> [Task to carry out]:
Take each line of the entries below that contains "einem" and copy it.

#### Records supplied ####

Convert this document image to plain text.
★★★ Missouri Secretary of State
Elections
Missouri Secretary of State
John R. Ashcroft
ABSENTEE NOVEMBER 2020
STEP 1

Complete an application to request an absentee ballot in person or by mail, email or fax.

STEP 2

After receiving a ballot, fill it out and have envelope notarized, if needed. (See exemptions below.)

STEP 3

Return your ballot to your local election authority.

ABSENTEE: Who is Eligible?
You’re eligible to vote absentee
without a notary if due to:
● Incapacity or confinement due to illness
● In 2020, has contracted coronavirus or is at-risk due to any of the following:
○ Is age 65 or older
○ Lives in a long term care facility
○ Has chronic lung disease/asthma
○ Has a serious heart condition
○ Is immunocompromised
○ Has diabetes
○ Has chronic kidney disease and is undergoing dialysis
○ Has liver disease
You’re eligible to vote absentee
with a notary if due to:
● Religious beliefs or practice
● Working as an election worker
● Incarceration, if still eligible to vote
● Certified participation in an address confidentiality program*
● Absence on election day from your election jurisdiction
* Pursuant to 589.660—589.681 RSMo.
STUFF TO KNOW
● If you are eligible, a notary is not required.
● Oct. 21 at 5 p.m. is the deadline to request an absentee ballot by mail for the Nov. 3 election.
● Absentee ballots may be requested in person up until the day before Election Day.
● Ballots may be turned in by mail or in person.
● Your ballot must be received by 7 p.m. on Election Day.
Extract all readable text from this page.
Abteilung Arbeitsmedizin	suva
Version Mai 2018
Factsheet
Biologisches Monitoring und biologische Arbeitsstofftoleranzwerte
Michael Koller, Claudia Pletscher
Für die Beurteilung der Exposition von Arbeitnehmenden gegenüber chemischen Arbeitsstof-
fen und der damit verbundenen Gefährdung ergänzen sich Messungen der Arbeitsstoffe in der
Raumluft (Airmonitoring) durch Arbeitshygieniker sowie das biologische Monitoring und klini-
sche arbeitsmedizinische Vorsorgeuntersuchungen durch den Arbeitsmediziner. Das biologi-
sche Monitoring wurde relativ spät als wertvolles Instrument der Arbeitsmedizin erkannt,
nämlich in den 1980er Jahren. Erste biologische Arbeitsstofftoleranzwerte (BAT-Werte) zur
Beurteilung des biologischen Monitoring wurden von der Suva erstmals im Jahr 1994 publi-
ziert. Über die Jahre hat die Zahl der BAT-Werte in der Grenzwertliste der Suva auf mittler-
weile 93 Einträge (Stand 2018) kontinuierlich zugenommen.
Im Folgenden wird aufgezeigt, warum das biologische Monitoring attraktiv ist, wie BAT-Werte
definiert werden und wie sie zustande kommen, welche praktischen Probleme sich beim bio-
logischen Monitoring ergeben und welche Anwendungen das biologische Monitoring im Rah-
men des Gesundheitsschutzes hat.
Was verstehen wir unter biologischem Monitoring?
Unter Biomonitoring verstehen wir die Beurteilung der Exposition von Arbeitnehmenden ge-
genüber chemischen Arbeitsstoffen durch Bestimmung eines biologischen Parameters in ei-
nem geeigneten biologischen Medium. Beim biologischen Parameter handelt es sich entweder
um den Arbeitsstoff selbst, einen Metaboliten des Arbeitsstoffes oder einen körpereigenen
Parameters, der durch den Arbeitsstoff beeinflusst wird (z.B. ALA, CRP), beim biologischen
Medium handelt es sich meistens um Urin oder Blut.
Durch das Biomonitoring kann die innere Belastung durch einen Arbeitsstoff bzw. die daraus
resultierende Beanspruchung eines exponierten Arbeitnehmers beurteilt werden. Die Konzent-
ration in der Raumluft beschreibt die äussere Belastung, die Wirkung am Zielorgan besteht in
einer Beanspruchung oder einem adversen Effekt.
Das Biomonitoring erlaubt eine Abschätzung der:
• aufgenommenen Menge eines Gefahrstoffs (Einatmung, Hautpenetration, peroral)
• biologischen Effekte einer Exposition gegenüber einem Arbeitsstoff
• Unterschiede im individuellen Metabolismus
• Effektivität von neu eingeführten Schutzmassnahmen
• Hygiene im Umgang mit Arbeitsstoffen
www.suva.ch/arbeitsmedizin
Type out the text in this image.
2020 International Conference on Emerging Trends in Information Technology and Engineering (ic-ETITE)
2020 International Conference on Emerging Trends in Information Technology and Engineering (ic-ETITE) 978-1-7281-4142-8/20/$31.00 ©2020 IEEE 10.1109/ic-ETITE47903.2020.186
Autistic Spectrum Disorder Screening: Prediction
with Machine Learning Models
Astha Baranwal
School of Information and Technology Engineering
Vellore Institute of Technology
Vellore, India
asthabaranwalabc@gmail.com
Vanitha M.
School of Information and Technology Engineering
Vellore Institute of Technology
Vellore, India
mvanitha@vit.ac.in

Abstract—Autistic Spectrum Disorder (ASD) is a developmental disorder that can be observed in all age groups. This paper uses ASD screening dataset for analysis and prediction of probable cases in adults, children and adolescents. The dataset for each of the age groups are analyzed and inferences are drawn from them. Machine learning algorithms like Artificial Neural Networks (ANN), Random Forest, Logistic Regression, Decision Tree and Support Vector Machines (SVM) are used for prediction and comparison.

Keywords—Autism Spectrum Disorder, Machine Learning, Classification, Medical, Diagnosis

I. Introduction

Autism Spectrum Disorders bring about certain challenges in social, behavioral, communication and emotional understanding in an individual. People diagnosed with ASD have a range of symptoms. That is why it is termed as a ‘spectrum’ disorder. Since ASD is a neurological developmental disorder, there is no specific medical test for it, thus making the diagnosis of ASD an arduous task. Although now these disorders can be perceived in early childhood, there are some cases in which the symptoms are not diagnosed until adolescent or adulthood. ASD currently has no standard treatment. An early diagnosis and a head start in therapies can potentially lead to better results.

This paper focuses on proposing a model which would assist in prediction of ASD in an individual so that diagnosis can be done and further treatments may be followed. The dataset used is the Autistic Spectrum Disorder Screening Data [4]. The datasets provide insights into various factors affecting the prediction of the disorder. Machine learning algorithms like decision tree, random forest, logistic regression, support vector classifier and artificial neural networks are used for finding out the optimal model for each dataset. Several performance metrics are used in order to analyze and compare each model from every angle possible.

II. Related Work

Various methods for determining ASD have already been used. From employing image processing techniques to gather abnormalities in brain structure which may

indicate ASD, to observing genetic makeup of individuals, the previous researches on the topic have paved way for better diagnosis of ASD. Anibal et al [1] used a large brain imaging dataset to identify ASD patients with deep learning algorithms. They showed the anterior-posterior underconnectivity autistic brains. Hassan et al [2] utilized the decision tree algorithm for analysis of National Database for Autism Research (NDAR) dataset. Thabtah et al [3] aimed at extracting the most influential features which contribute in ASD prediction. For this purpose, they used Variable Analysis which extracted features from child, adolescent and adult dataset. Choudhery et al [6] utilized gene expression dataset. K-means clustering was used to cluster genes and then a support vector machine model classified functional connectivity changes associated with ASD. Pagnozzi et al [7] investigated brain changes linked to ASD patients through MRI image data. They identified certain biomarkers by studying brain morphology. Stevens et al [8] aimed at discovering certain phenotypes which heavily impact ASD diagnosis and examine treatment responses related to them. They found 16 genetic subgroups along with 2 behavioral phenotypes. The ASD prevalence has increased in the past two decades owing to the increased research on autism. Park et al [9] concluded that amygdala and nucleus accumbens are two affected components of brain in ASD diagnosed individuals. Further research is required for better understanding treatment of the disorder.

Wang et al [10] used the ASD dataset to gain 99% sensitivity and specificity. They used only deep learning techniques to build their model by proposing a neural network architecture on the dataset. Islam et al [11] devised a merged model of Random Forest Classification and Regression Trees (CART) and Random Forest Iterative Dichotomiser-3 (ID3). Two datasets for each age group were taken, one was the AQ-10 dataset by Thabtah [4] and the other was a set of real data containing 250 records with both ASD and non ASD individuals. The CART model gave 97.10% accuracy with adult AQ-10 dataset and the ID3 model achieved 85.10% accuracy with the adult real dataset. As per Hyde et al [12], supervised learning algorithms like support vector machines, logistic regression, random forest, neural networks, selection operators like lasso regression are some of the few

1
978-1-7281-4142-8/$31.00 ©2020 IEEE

####

> [Response to this task]:
einer Beanspruchung oder einem adversen Effekt.
• biologischen Effekte einer Exposition gegenüber einem Arbeitsstoff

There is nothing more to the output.